▶ Apply what you read:
1. From the passage on photographic filters, reproduce the part that begins at the words "Aside from many" and stops after the words "cool blue tones.".
2. According to the passage on photographic filters, what reasons are given for using the full range of filters beyond warming and cooling ones? List them.
3. Pick up the passage on photographic filters after its final sentence and write what comes next.

▶ Excerpt provided:
┌────────

Aside from many photographers, graphic artists and designers also use colored filters to apply their desired tones to their photographers. The use of filters can help highlight and dramatize a photograph. The most commonly used filters are the cooling filters and the warming filters. The warm filters are usually used to achieve warm orange tones while cooling filters are used for cool blue tones.
Aside from the warming and cooling filters, you can also use the full range of filters especially if you want to enhance the contrast between various elements in your image, to apply a color cast for artistic effect, or to draw the viewers’ attention to certain features in your photograph. Tonal filters are also used to enhance the brightness objects of similar color when doing black and white photography.
If you are planning to use colored or tonal filters in your photographs, you must know how to correctly use them so that you can achieve the effect that you want. Here are some of the considerations you have to keep in mind when using filters:
Putting Filters Correctly
The correct usage of filters starts with putting them correctly. You need to screw the filter you chose to the front of your camera lens. You will find that the threads on the end of your lens will match the threads on the filter. The threads on the end of the lens are the same ones that you use for lens hoods. Screw your filter clockwise and make sure that it is snug against the lens. If you don’t feel that it is not placed snugly, repeat the process until you feel that its snugness is just right.

└────────

▶ Records supplied:

┌────────

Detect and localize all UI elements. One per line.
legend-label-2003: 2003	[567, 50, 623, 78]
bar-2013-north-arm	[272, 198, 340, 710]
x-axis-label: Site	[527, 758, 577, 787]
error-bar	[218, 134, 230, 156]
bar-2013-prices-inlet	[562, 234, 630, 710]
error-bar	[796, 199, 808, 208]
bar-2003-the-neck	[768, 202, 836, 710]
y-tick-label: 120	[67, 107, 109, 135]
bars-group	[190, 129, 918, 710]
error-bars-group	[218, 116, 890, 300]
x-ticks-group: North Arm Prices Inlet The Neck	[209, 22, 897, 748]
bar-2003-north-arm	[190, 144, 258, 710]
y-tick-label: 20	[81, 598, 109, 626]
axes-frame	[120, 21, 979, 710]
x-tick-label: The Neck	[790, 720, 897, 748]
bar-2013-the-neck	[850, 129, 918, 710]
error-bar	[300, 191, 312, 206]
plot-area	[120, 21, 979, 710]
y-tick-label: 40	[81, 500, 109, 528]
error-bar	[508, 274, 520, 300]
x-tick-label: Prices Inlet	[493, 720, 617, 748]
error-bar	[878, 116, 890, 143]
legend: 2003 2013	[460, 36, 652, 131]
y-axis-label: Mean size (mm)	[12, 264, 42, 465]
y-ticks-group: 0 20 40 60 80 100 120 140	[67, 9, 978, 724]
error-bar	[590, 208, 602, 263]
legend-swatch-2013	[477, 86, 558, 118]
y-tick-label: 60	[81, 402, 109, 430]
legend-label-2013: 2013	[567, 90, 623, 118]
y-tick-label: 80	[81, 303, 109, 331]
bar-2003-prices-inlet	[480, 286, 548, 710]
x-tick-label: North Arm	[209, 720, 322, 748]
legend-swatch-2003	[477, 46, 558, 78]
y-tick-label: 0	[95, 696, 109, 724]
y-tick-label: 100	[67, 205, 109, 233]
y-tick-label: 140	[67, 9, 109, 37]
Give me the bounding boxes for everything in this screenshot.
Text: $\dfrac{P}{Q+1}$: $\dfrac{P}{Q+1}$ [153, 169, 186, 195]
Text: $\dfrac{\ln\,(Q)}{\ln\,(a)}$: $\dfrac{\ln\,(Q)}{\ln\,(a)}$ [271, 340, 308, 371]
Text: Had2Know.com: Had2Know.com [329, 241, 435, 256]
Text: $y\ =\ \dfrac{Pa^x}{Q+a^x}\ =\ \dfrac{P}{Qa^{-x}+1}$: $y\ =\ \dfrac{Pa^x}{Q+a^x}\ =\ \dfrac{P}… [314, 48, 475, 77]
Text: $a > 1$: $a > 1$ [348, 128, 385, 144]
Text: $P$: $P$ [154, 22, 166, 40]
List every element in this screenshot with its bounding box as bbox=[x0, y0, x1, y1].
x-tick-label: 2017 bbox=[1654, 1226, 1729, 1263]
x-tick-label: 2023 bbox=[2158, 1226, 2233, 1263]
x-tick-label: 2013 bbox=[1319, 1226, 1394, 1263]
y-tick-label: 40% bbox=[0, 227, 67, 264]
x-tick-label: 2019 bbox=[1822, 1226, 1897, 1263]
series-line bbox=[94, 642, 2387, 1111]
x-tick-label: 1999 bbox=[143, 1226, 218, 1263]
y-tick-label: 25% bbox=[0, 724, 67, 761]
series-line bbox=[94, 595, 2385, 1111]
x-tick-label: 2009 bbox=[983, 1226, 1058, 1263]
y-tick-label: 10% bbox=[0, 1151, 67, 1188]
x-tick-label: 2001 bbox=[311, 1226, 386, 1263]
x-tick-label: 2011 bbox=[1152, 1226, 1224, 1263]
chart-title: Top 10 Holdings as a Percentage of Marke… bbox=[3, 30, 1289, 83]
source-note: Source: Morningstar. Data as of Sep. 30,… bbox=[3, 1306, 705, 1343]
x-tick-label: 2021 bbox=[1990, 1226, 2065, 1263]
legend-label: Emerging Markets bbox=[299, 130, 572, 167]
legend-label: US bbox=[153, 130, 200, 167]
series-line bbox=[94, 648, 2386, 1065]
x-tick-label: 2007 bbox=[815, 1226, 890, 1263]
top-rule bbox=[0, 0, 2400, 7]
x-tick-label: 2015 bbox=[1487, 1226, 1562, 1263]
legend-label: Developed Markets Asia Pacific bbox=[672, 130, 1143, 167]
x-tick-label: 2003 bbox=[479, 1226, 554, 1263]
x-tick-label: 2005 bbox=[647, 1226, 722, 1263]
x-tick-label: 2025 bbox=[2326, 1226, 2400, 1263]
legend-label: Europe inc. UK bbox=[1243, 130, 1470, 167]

└────────

▶ Written answers:
1.
Aside from many photographers, graphic artists and designers also use colored filters to apply their desired tones to their photographers. The use of filters can help highlight and dramatize a photograph. The most commonly used filters are the cooling filters and the warming filters. The warm filters are usually used to achieve warm orange tones while cooling filters are used for cool blue tones.

2.
- To enhance the contrast between various elements in your image
- To apply a color cast for artistic effect
- To draw the viewers' attention to certain features in your photograph

3.
You need to analyze the scene you are planning to shoot and the available light present. You can use your naked eye or you can use a light meter to determine the color temperature. Color temperature refers to the blueness or orangeness of the available lighting. It would also be helpful to look for an area in the scene you are trying to shoot that should be white like snow, a road sign, or a white building and take note of the color vis-à-vis the lighting conditions of the scene.
After doing this, choose a color filter to enhance or balance the lighting of the scene before you. For example, you can use a cooling blue filter to neutralize the warmer lighting of night shots under tungsten lights, which is used in most streetlights. Also, if you are shooting underwater and you want to exaggerate the water’s blueness, you can also use the same filter.
If you are using filters, you need to disable your camera’s automatic white balance. Digital cameras usually analyze the tone of photographs and they apply adjustments automatically to neutralize any color cast. Since you want to induce a tone by using colored filters, you need to disable the white balance setting of your camera.
Since a portion of the light spectrum is blocked by tonal filters, this limits the amount of light that enters your camera. To compensate for this loss of light, you need to reduce your shutter speed. Consequently, use a tripod to minimize your camera shake when you are using tonal filters at night.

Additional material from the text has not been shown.